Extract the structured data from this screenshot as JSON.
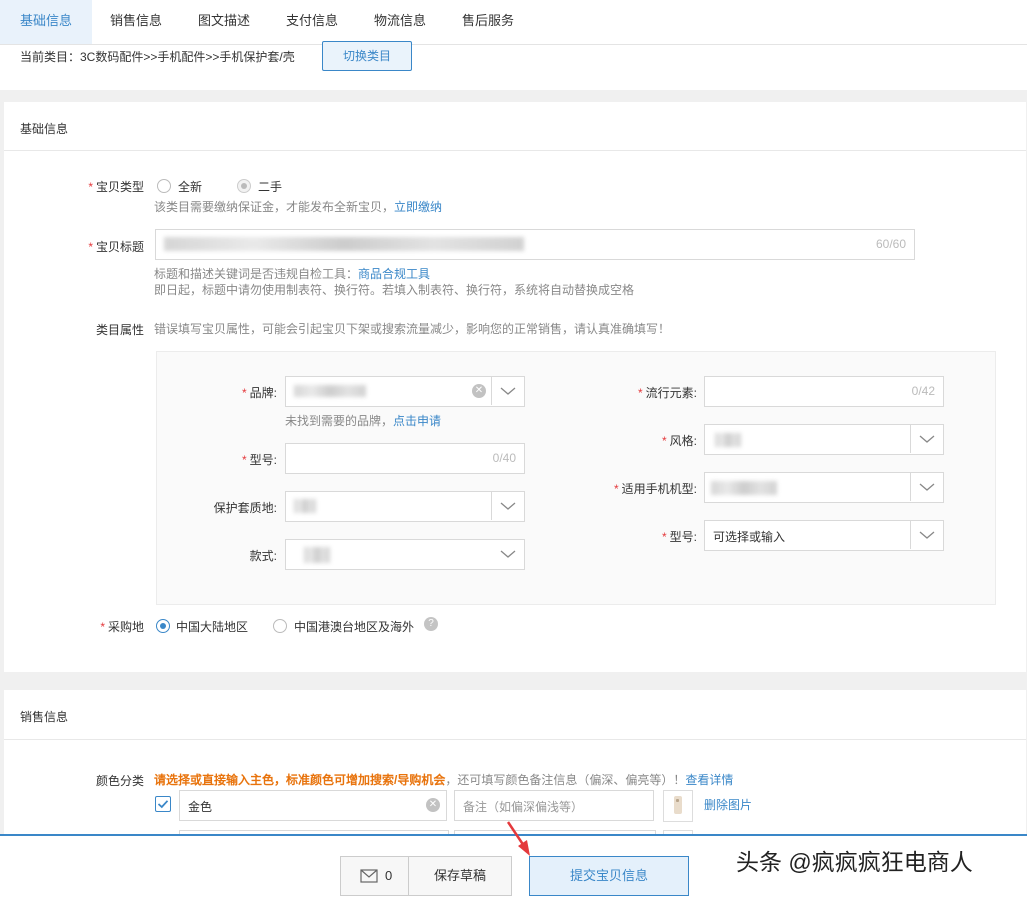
{
  "tabs": [
    "基础信息",
    "销售信息",
    "图文描述",
    "支付信息",
    "物流信息",
    "售后服务"
  ],
  "category": {
    "path": "当前类目：3C数码配件>>手机配件>>手机保护套/壳",
    "switch_label": "切换类目"
  },
  "basic": {
    "section_title": "基础信息",
    "item_type": {
      "label": "宝贝类型",
      "options": [
        "全新",
        "二手"
      ],
      "hint_text": "该类目需要缴纳保证金，才能发布全新宝贝，",
      "hint_link": "立即缴纳"
    },
    "title_field": {
      "label": "宝贝标题",
      "counter": "60/60",
      "hint1_text": "标题和描述关键词是否违规自检工具：",
      "hint1_link": "商品合规工具",
      "hint2": "即日起，标题中请勿使用制表符、换行符。若填入制表符、换行符，系统将自动替换成空格"
    },
    "attributes": {
      "label": "类目属性",
      "warning": "错误填写宝贝属性，可能会引起宝贝下架或搜索流量减少，影响您的正常销售，请认真准确填写！",
      "brand": {
        "label": "品牌:",
        "hint_text": "未找到需要的品牌，",
        "hint_link": "点击申请"
      },
      "model_left": {
        "label": "型号:",
        "counter": "0/40"
      },
      "material": {
        "label": "保护套质地:"
      },
      "style_left": {
        "label": "款式:"
      },
      "trend": {
        "label": "流行元素:",
        "counter": "0/42"
      },
      "style_right": {
        "label": "风格:"
      },
      "phone_model": {
        "label": "适用手机机型:"
      },
      "model_right": {
        "label": "型号:",
        "placeholder": "可选择或输入"
      }
    },
    "purchase_place": {
      "label": "采购地",
      "options": [
        "中国大陆地区",
        "中国港澳台地区及海外"
      ],
      "help_icon": "?"
    }
  },
  "sales": {
    "section_title": "销售信息",
    "color": {
      "label": "颜色分类",
      "hint_orange": "请选择或直接输入主色，标准颜色可增加搜索/导购机会",
      "hint_gray": "，还可填写颜色备注信息（偏深、偏亮等）！",
      "hint_link": "查看详情",
      "first_value": "金色",
      "note_placeholder": "备注（如偏深偏浅等）",
      "delete_image": "删除图片"
    }
  },
  "bottom": {
    "message_count": "0",
    "save_draft": "保存草稿",
    "submit": "提交宝贝信息"
  },
  "watermark": "头条 @疯疯疯狂电商人",
  "colors": {
    "accent": "#3a87c8",
    "required": "#e4393c",
    "warning_orange": "#e8730c"
  }
}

**Task**
Without including any pictures, please restate all the records exactly.

**Result for this task**
Extract the structured data from this screenshot as JSON.
{
  "tabs": [
    "基础信息",
    "销售信息",
    "图文描述",
    "支付信息",
    "物流信息",
    "售后服务"
  ],
  "category": {
    "path": "当前类目：3C数码配件>>手机配件>>手机保护套/壳",
    "switch_label": "切换类目"
  },
  "basic": {
    "section_title": "基础信息",
    "item_type": {
      "label": "宝贝类型",
      "options": [
        "全新",
        "二手"
      ],
      "hint_text": "该类目需要缴纳保证金，才能发布全新宝贝，",
      "hint_link": "立即缴纳"
    },
    "title_field": {
      "label": "宝贝标题",
      "counter": "60/60",
      "hint1_text": "标题和描述关键词是否违规自检工具：",
      "hint1_link": "商品合规工具",
      "hint2": "即日起，标题中请勿使用制表符、换行符。若填入制表符、换行符，系统将自动替换成空格"
    },
    "attributes": {
      "label": "类目属性",
      "warning": "错误填写宝贝属性，可能会引起宝贝下架或搜索流量减少，影响您的正常销售，请认真准确填写！",
      "brand": {
        "label": "品牌:",
        "hint_text": "未找到需要的品牌，",
        "hint_link": "点击申请"
      },
      "model_left": {
        "label": "型号:",
        "counter": "0/40"
      },
      "material": {
        "label": "保护套质地:"
      },
      "style_left": {
        "label": "款式:"
      },
      "trend": {
        "label": "流行元素:",
        "counter": "0/42"
      },
      "style_right": {
        "label": "风格:"
      },
      "phone_model": {
        "label": "适用手机机型:"
      },
      "model_right": {
        "label": "型号:",
        "placeholder": "可选择或输入"
      }
    },
    "purchase_place": {
      "label": "采购地",
      "options": [
        "中国大陆地区",
        "中国港澳台地区及海外"
      ],
      "help_icon": "?"
    }
  },
  "sales": {
    "section_title": "销售信息",
    "color": {
      "label": "颜色分类",
      "hint_orange": "请选择或直接输入主色，标准颜色可增加搜索/导购机会",
      "hint_gray": "，还可填写颜色备注信息（偏深、偏亮等）！",
      "hint_link": "查看详情",
      "first_value": "金色",
      "note_placeholder": "备注（如偏深偏浅等）",
      "delete_image": "删除图片"
    }
  },
  "bottom": {
    "message_count": "0",
    "save_draft": "保存草稿",
    "submit": "提交宝贝信息"
  },
  "watermark": "头条 @疯疯疯狂电商人",
  "colors": {
    "accent": "#3a87c8",
    "required": "#e4393c",
    "warning_orange": "#e8730c"
  }
}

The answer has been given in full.